**Task brief**
Work out how many lines hold the string "ЭЛАЙН". Give that number and nothing more.

**Task data**
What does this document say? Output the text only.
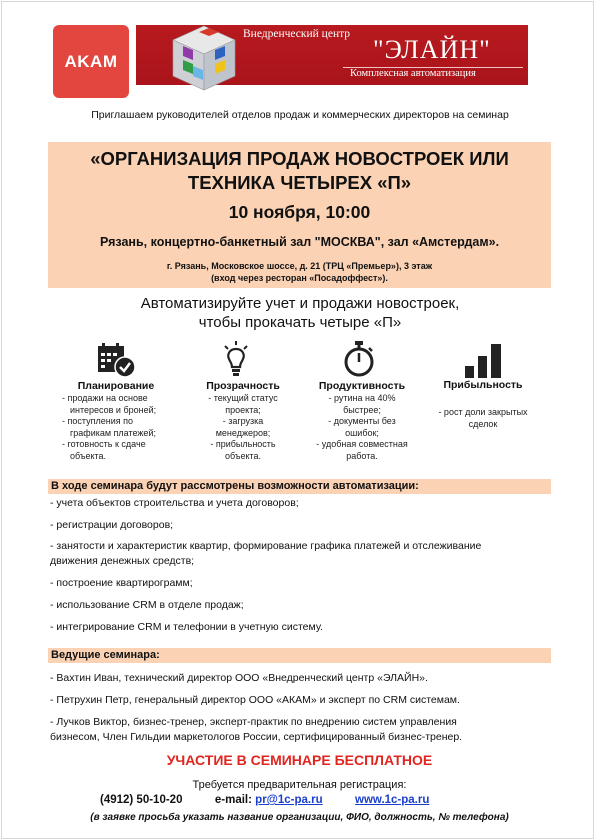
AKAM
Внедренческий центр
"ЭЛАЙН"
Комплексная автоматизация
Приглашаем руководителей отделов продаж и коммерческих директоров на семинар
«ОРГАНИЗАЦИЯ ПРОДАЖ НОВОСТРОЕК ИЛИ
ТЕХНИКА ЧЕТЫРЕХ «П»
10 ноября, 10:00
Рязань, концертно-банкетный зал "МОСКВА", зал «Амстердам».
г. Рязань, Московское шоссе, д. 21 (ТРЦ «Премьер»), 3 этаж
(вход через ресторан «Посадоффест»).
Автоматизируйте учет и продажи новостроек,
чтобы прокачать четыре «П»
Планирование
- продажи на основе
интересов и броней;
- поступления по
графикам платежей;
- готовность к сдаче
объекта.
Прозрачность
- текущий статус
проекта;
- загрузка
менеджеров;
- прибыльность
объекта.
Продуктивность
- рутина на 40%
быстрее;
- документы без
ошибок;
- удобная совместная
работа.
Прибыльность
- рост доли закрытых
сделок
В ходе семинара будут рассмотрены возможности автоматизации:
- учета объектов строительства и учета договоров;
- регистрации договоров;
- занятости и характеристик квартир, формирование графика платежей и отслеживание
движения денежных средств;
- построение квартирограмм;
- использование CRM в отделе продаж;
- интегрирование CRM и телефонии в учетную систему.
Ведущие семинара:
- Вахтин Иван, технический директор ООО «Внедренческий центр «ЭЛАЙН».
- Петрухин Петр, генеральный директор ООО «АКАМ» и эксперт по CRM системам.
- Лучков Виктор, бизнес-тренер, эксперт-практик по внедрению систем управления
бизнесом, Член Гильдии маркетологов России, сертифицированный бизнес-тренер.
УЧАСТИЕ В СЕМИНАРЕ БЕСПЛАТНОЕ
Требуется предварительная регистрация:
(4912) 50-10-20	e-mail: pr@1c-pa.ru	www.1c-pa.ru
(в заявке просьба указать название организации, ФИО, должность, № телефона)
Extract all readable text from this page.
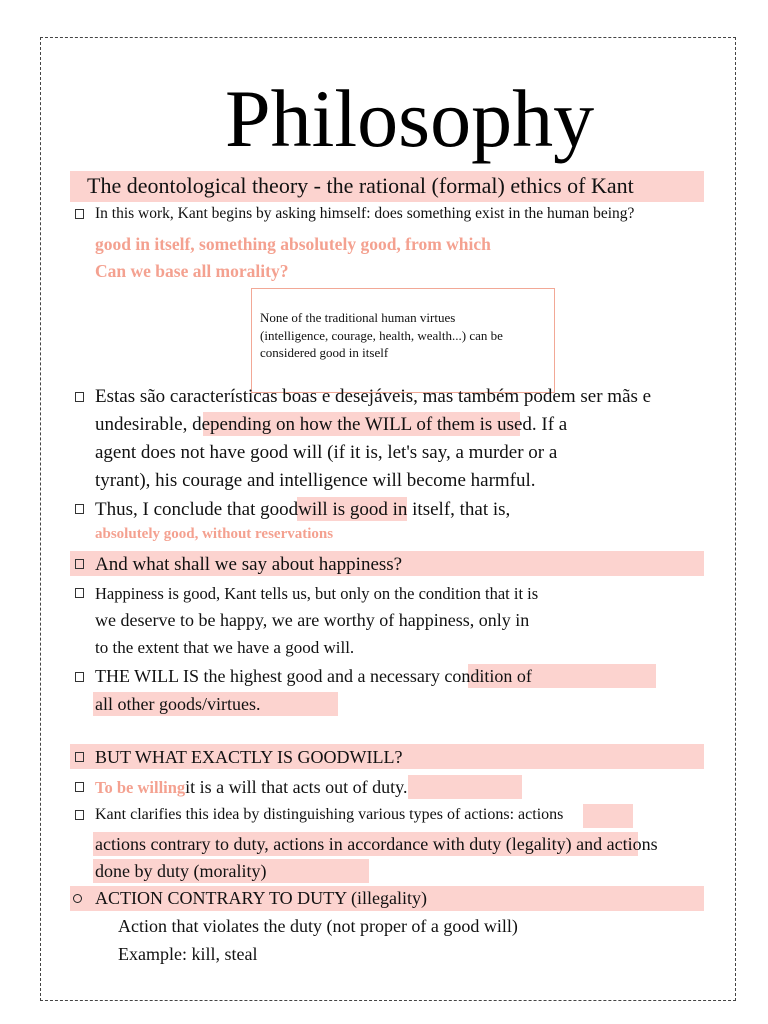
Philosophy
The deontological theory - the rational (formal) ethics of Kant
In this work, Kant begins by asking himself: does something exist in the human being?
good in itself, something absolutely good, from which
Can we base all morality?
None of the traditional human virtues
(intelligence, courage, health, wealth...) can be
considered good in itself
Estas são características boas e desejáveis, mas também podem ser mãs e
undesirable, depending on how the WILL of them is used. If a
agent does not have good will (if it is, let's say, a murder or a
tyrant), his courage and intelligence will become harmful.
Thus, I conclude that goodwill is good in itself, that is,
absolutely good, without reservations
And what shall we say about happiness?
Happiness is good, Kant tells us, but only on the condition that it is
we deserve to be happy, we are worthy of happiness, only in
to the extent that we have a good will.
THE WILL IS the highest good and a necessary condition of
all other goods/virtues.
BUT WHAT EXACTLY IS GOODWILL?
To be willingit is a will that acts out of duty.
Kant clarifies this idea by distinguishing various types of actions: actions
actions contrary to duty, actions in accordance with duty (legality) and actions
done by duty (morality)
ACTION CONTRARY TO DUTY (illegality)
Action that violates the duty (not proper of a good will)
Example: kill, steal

...

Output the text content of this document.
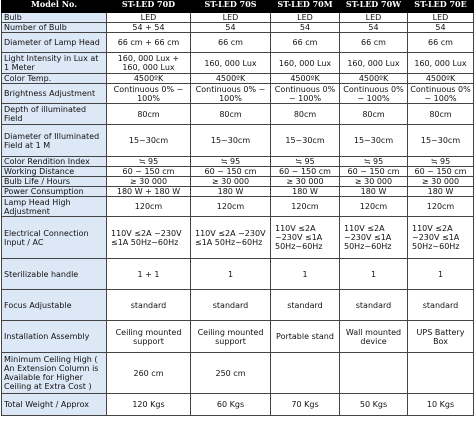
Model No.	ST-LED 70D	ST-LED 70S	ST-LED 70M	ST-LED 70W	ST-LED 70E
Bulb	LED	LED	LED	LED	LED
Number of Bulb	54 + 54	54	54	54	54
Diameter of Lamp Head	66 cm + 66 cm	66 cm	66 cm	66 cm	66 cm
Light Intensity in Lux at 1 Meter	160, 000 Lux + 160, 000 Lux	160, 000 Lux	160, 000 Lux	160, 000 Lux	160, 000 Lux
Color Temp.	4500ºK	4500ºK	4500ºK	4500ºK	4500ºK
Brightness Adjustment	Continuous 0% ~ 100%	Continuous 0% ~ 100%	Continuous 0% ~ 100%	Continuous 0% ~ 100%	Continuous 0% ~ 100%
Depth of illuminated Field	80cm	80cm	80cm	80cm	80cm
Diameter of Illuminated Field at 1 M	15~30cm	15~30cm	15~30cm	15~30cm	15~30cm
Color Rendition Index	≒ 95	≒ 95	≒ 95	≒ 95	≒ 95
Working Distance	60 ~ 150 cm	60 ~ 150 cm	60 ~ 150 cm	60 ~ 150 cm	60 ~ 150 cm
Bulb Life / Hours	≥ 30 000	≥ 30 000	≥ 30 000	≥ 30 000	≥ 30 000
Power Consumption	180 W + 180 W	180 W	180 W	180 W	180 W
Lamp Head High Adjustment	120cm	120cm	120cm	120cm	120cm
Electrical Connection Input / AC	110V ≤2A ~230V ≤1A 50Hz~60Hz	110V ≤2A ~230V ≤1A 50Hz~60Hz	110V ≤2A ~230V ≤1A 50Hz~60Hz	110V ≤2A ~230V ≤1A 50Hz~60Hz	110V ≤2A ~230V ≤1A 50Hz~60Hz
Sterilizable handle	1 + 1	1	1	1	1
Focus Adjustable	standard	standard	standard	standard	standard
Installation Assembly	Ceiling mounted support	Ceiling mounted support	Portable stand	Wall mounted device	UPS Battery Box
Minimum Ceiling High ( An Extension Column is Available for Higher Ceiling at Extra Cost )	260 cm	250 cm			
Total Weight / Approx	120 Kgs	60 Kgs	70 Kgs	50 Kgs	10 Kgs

* * *

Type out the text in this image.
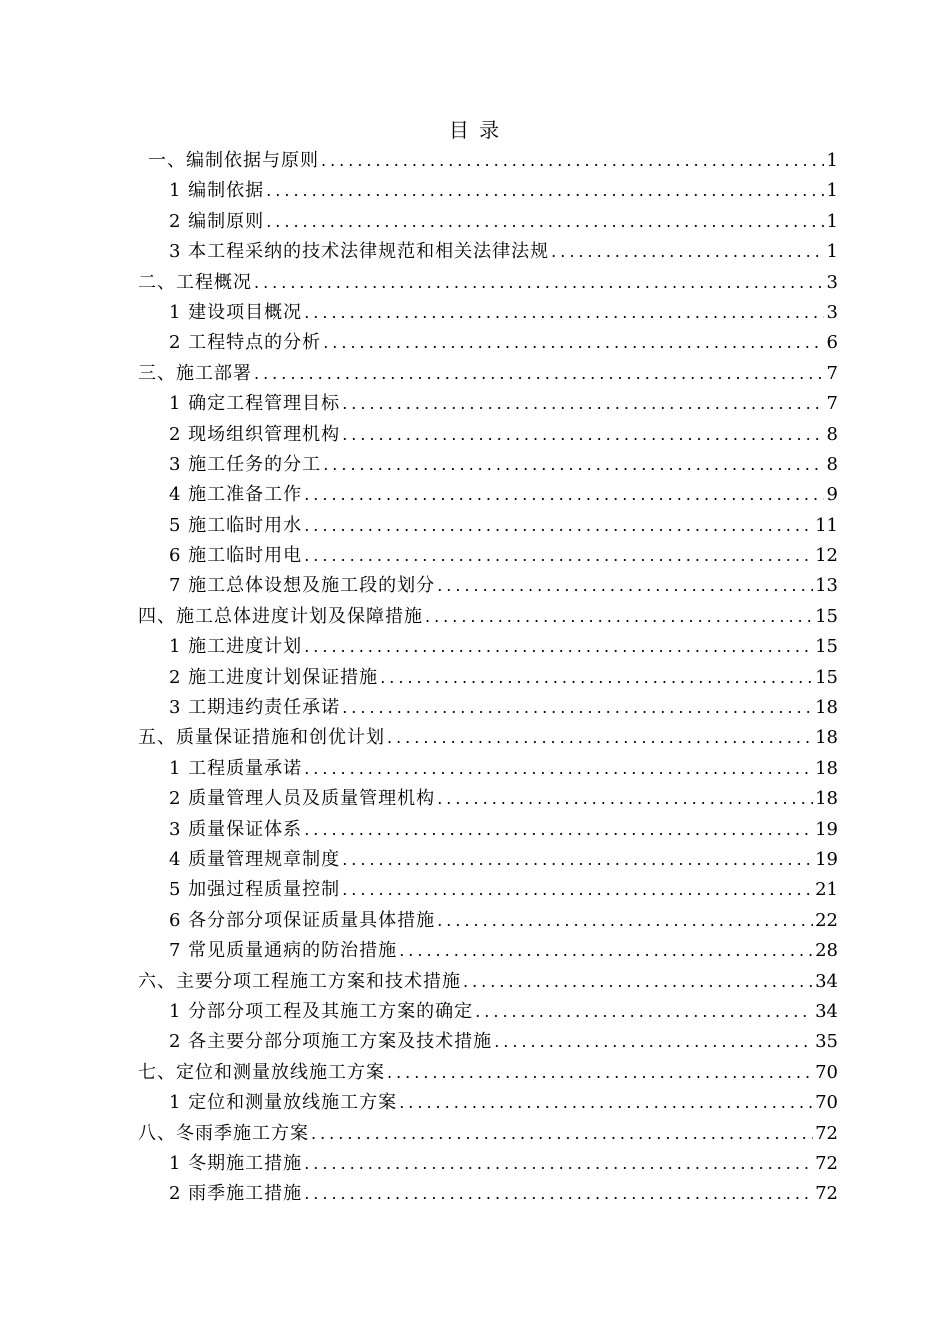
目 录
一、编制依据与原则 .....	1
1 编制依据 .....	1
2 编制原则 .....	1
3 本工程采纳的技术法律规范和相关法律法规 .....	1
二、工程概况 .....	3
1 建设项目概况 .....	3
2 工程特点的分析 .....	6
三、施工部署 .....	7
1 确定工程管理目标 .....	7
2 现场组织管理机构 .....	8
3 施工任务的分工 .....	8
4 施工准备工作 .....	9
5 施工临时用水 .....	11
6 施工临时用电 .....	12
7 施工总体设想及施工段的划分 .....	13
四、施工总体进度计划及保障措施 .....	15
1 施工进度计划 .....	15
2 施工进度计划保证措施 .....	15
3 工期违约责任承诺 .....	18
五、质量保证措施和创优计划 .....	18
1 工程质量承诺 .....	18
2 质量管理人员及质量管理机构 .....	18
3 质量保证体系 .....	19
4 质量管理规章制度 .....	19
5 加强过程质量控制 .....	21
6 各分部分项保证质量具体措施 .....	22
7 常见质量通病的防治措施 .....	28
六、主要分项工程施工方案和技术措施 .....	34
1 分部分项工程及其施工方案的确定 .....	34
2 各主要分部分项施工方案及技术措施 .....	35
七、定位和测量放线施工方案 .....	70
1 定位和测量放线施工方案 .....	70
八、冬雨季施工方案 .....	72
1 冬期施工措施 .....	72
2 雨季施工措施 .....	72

**Full output**
2